#### SHORT TASK:
Find and copy lines holding "Мамакан".

** begin MATERIAL FOR THIS TASK **

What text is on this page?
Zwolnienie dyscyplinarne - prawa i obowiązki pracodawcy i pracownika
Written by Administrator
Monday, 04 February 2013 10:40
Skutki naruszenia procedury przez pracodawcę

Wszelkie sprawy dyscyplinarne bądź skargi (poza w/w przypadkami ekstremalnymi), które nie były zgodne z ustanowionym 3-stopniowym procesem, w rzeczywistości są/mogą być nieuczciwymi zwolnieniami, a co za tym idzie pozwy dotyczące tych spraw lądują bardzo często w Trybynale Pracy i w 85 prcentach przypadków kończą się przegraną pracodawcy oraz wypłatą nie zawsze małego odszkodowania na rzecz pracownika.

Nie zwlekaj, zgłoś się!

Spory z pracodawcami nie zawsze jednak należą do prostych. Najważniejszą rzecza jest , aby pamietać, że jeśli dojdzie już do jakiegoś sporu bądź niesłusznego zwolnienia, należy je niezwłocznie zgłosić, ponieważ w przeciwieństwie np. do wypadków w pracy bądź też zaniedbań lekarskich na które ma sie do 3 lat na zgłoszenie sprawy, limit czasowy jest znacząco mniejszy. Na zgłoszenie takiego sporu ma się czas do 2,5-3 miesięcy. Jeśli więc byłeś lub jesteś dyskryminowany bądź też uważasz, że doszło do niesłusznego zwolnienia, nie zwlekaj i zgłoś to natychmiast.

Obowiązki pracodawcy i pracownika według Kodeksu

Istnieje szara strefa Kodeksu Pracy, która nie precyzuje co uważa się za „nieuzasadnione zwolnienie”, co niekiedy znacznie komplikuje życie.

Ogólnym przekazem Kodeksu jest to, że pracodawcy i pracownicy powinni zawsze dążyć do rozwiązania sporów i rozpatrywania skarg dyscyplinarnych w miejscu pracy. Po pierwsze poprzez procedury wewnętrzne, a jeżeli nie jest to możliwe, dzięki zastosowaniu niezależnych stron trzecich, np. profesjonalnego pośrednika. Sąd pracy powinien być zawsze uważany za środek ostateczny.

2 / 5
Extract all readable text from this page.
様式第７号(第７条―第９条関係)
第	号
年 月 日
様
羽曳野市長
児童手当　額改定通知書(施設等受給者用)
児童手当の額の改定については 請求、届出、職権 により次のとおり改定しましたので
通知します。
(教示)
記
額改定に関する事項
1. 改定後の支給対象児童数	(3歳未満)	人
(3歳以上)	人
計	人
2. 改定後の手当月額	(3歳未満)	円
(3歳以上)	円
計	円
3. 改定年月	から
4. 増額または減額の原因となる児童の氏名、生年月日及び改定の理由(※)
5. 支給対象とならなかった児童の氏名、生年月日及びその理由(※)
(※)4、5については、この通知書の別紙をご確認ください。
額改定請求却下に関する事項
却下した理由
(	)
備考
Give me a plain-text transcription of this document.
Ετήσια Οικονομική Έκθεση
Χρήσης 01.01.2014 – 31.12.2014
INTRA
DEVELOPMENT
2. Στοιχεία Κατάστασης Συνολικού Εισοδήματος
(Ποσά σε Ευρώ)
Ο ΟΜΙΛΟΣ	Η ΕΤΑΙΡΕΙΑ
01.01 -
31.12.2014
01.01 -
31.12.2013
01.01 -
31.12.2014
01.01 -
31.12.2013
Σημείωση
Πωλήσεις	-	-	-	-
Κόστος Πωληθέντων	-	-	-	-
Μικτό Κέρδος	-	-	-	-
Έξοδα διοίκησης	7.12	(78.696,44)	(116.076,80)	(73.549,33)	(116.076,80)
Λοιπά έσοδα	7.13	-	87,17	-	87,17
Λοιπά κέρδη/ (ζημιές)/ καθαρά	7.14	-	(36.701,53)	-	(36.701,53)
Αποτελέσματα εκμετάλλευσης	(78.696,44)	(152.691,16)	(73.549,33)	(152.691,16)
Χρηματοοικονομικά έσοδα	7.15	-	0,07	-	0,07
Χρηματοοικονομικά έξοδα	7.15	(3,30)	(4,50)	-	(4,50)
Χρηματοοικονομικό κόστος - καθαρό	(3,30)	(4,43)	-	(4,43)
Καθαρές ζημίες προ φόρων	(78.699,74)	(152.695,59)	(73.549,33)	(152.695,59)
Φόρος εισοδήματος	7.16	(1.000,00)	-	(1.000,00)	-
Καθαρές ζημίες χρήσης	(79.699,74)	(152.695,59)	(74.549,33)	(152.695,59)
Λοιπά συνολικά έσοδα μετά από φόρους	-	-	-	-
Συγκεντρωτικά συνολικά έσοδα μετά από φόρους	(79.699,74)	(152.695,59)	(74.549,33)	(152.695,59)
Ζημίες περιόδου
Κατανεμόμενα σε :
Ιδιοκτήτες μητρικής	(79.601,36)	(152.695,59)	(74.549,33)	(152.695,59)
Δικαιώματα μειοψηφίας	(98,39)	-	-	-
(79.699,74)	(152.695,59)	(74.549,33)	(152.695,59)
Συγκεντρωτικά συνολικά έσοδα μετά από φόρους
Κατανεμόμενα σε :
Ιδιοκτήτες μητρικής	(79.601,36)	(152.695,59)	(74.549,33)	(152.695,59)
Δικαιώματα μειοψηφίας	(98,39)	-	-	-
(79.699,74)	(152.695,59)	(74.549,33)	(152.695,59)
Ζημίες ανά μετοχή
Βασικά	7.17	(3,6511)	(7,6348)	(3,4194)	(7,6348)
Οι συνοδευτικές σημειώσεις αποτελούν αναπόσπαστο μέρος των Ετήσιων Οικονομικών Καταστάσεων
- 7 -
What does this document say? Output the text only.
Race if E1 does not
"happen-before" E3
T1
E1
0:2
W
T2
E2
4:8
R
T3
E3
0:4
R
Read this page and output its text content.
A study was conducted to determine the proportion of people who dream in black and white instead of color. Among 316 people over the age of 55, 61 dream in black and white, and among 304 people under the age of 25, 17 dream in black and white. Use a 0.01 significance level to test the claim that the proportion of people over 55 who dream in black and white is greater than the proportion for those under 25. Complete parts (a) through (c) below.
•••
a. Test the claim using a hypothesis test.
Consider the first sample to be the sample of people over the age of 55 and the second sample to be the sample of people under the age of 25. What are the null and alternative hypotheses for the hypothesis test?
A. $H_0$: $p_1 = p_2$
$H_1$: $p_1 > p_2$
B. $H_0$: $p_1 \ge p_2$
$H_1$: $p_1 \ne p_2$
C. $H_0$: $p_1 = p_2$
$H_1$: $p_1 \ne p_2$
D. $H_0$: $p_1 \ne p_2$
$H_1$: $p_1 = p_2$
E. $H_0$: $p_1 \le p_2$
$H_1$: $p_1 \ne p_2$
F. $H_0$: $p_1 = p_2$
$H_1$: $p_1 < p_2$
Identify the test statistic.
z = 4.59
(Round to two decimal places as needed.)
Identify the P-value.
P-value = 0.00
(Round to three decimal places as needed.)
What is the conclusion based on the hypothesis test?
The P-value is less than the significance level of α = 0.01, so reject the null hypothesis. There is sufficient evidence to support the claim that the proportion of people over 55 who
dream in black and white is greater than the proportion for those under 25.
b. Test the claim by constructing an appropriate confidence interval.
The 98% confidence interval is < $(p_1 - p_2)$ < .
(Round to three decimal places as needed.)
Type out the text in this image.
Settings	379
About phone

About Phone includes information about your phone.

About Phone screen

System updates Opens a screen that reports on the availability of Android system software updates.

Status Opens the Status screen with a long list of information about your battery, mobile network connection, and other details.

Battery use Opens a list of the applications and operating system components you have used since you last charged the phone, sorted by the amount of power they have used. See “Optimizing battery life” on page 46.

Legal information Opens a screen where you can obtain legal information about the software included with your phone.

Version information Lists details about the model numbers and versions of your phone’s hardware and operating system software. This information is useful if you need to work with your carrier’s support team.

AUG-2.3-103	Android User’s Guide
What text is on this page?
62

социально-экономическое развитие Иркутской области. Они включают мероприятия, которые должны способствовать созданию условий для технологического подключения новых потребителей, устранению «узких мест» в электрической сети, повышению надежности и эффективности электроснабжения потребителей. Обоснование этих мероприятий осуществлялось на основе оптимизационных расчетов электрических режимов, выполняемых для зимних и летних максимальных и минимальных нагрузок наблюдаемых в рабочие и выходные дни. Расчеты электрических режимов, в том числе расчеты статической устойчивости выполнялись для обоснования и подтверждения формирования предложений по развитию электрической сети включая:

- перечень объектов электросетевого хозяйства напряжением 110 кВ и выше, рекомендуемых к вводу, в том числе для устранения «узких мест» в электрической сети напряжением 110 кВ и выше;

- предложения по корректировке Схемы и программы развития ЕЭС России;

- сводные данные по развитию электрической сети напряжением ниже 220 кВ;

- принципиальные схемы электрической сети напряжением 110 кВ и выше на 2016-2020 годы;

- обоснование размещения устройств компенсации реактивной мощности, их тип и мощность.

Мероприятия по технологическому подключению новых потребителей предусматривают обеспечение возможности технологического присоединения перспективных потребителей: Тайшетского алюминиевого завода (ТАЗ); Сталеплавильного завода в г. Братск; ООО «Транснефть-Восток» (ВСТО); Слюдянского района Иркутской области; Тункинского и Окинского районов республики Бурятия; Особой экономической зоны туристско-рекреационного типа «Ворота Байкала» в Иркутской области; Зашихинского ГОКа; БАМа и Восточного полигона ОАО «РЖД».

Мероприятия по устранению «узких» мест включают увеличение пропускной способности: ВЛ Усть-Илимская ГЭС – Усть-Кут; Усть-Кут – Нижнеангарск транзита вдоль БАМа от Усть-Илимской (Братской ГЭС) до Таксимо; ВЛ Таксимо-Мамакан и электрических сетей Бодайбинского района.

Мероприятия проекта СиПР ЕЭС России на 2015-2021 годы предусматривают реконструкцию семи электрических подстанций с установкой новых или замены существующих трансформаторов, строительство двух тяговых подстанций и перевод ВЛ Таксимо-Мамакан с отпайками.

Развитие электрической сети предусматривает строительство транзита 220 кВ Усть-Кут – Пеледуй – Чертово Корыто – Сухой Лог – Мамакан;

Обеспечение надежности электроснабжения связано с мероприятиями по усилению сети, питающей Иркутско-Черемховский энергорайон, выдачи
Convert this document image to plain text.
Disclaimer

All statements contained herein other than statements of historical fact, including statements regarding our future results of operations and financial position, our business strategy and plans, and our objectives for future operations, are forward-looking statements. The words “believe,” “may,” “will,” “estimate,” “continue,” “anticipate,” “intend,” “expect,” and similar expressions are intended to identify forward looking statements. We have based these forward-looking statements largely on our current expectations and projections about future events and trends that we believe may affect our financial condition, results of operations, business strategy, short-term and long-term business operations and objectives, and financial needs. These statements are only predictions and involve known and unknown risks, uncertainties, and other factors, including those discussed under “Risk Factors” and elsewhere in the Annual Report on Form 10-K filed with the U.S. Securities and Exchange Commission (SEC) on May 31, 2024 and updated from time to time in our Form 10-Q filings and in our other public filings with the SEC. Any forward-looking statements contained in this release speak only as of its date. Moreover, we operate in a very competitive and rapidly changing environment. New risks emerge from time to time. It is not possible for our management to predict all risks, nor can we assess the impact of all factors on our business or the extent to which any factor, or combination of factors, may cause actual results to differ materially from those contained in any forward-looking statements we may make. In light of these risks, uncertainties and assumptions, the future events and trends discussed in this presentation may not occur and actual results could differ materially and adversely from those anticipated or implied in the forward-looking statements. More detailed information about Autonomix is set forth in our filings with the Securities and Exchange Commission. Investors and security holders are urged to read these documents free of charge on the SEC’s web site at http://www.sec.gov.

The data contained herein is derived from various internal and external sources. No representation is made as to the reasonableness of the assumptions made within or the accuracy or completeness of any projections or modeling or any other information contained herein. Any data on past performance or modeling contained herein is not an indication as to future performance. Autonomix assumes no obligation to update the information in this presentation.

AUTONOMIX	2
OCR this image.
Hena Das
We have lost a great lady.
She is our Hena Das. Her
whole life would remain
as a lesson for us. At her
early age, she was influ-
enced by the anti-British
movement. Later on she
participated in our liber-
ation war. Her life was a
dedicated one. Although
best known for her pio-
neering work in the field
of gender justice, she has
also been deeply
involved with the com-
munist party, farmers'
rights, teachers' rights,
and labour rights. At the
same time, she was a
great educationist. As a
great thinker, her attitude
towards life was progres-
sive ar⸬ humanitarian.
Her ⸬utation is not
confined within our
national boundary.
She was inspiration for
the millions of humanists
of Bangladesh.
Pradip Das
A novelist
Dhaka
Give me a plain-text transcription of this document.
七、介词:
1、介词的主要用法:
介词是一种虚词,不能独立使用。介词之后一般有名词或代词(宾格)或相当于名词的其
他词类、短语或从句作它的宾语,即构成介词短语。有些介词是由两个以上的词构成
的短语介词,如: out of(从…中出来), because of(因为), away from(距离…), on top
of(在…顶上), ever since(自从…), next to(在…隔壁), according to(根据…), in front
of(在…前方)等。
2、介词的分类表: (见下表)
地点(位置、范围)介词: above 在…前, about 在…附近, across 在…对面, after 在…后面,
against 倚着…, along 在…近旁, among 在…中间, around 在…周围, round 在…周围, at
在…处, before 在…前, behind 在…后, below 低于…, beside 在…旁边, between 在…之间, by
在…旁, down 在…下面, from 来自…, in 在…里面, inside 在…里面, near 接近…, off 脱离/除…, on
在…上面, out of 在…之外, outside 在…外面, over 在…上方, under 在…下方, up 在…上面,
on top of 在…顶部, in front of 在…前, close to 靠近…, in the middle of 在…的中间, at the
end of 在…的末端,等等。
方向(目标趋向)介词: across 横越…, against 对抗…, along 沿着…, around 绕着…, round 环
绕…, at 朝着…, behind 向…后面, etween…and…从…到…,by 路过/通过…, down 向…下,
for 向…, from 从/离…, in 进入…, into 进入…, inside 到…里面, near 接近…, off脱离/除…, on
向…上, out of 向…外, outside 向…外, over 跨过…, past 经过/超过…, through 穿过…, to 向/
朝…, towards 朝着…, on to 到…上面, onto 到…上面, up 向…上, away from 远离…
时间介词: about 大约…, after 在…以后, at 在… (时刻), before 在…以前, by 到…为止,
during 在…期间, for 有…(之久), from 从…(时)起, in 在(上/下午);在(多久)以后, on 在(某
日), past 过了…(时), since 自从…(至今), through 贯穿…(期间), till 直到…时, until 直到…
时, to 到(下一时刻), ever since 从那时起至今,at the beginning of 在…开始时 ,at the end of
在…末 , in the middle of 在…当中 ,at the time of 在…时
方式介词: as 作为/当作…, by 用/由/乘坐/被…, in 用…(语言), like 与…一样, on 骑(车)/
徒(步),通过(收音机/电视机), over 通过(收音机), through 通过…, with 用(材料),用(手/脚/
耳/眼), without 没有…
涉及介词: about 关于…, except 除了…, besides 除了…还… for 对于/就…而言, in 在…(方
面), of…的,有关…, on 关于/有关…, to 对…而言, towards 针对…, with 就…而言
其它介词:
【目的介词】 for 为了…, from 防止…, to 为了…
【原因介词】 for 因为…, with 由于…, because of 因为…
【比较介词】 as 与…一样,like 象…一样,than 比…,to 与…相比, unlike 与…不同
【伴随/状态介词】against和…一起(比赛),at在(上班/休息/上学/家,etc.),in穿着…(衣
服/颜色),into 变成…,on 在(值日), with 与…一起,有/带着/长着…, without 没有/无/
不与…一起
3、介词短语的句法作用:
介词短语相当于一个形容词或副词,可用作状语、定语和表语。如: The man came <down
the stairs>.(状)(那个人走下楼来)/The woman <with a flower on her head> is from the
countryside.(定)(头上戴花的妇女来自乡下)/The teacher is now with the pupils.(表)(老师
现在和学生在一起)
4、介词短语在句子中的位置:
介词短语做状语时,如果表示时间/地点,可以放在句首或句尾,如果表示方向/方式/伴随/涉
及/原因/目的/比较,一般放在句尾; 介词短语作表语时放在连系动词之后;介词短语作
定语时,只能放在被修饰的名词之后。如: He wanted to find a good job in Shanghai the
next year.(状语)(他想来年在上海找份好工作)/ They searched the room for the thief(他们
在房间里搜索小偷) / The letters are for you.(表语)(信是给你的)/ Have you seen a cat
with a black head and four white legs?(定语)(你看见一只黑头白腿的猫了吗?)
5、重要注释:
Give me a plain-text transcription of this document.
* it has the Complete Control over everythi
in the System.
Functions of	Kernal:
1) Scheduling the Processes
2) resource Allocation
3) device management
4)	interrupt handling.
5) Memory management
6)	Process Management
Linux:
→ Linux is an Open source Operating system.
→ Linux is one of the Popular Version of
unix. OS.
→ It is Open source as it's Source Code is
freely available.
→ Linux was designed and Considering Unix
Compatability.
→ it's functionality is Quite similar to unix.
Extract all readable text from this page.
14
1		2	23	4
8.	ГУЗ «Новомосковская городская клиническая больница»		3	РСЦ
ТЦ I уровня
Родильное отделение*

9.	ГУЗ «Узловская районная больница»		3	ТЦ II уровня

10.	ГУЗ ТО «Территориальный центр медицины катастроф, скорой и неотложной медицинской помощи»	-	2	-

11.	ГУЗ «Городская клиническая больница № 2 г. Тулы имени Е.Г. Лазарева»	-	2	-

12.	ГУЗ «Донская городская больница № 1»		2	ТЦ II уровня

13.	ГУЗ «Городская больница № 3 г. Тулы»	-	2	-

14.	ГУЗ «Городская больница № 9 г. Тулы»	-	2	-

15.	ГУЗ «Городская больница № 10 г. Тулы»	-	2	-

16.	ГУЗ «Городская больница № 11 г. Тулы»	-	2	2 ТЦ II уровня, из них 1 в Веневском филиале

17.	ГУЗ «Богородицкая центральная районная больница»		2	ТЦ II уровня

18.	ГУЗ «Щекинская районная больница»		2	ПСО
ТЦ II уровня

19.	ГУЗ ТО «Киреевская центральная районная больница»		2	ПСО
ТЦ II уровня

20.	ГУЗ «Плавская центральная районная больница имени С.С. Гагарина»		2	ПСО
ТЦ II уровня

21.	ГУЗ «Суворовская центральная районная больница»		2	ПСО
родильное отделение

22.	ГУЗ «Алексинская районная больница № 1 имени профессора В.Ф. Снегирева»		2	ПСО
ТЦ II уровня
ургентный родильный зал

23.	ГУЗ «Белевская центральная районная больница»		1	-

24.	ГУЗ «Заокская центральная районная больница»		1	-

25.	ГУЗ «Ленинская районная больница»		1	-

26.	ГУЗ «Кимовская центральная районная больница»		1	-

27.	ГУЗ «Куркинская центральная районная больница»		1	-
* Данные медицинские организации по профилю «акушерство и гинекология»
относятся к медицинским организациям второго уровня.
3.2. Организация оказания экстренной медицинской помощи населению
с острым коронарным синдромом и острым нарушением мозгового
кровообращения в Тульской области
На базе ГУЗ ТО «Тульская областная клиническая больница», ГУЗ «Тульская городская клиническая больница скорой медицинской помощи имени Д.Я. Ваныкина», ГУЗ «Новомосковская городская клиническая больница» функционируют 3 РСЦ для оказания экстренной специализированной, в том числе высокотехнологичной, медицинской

** end MATERIAL FOR THIS TASK **

#### RESULT OF THE TASK:
Мероприятия по устранению «узких» мест включают увеличение пропускной способности: ВЛ Усть-Илимская ГЭС – Усть-Кут; Усть-Кут – Нижнеангарск транзита вдоль БАМа от Усть-Илимской (Братской ГЭС) до Таксимо; ВЛ Таксимо-Мамакан и электрических сетей Бодайбинского района.
Мероприятия проекта СиПР ЕЭС России на 2015-2021 годы предусматривают реконструкцию семи электрических подстанций с установкой новых или замены существующих трансформаторов, строительство двух тяговых подстанций и перевод ВЛ Таксимо-Мамакан с отпайками.
Развитие электрической сети предусматривает строительство транзита 220 кВ Усть-Кут – Пеледуй – Чертово Корыто – Сухой Лог – Мамакан;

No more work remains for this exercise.